TASK REQUIREMENTS
Repeat every record word for word and omit the images.

DATA RECORDS
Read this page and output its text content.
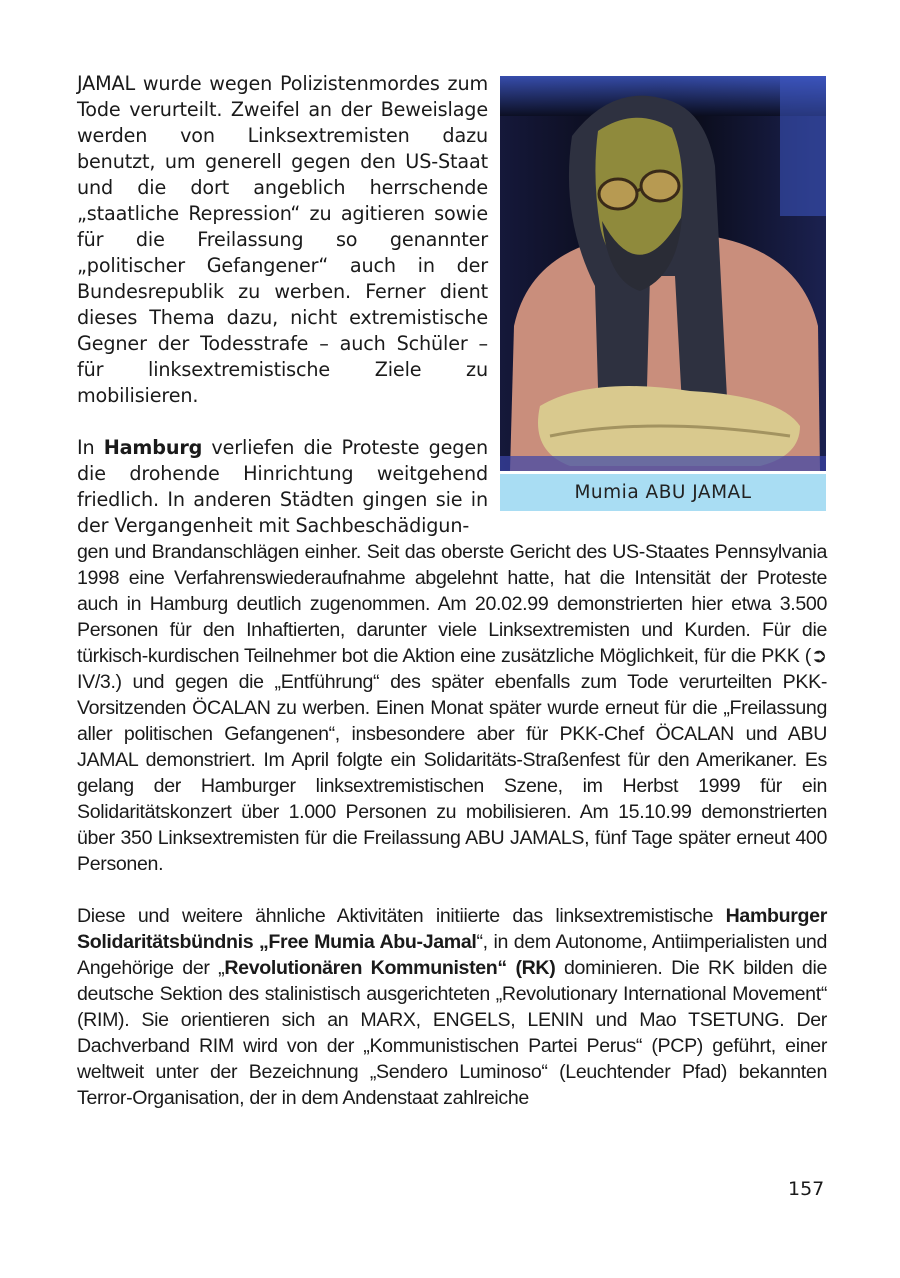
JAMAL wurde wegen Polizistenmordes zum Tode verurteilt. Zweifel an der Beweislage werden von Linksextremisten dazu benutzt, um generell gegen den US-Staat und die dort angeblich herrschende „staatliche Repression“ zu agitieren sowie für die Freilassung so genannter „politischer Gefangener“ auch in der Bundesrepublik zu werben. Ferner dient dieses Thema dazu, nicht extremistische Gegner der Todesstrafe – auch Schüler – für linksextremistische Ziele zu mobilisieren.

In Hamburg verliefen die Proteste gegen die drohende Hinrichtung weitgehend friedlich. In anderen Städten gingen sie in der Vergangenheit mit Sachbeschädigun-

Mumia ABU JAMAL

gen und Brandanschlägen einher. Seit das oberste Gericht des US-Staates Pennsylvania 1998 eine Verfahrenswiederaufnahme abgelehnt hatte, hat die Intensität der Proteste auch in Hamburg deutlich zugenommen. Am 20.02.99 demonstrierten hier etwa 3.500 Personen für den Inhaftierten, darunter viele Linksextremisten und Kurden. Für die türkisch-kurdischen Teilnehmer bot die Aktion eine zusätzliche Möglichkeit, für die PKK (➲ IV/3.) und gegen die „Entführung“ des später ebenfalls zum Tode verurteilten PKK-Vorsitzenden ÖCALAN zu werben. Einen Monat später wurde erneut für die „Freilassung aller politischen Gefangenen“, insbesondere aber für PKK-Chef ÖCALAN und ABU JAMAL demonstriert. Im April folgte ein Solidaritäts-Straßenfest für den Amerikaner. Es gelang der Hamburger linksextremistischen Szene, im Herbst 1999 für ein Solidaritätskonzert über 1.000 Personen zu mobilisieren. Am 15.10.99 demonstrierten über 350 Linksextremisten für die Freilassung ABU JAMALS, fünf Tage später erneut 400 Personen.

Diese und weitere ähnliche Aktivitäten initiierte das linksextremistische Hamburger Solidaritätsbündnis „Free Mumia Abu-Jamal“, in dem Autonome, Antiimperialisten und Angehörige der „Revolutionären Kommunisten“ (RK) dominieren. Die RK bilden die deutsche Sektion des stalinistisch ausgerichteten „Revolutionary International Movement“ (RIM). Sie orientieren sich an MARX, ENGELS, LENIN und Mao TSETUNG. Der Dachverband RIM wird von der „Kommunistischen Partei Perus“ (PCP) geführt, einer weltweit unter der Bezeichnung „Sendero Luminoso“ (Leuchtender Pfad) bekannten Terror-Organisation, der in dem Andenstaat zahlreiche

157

ANSWER BOX
Read this page and output its text content.
JAMAL wurde wegen Polizistenmordes zum Tode verurteilt. Zweifel an der Beweislage werden von Linksextremisten dazu benutzt, um generell gegen den US-Staat und die dort angeblich herrschende „staatliche Repression“ zu agitieren sowie für die Freilassung so genannter „politischer Gefangener“ auch in der Bundesrepublik zu werben. Ferner dient dieses Thema dazu, nicht extremistische Gegner der Todesstrafe – auch Schüler – für linksextremistische Ziele zu mobilisieren.

In Hamburg verliefen die Proteste gegen die drohende Hinrichtung weitgehend friedlich. In anderen Städten gingen sie in der Vergangenheit mit Sachbeschädigun-

Mumia ABU JAMAL

gen und Brandanschlägen einher. Seit das oberste Gericht des US-Staates Pennsylvania 1998 eine Verfahrenswiederaufnahme abgelehnt hatte, hat die Intensität der Proteste auch in Hamburg deutlich zugenommen. Am 20.02.99 demonstrierten hier etwa 3.500 Personen für den Inhaftierten, darunter viele Linksextremisten und Kurden. Für die türkisch-kurdischen Teilnehmer bot die Aktion eine zusätzliche Möglichkeit, für die PKK (➲ IV/3.) und gegen die „Entführung“ des später ebenfalls zum Tode verurteilten PKK-Vorsitzenden ÖCALAN zu werben. Einen Monat später wurde erneut für die „Freilassung aller politischen Gefangenen“, insbesondere aber für PKK-Chef ÖCALAN und ABU JAMAL demonstriert. Im April folgte ein Solidaritäts-Straßenfest für den Amerikaner. Es gelang der Hamburger linksextremistischen Szene, im Herbst 1999 für ein Solidaritätskonzert über 1.000 Personen zu mobilisieren. Am 15.10.99 demonstrierten über 350 Linksextremisten für die Freilassung ABU JAMALS, fünf Tage später erneut 400 Personen.

Diese und weitere ähnliche Aktivitäten initiierte das linksextremistische Hamburger Solidaritätsbündnis „Free Mumia Abu-Jamal“, in dem Autonome, Antiimperialisten und Angehörige der „Revolutionären Kommunisten“ (RK) dominieren. Die RK bilden die deutsche Sektion des stalinistisch ausgerichteten „Revolutionary International Movement“ (RIM). Sie orientieren sich an MARX, ENGELS, LENIN und Mao TSETUNG. Der Dachverband RIM wird von der „Kommunistischen Partei Perus“ (PCP) geführt, einer weltweit unter der Bezeichnung „Sendero Luminoso“ (Leuchtender Pfad) bekannten Terror-Organisation, der in dem Andenstaat zahlreiche

157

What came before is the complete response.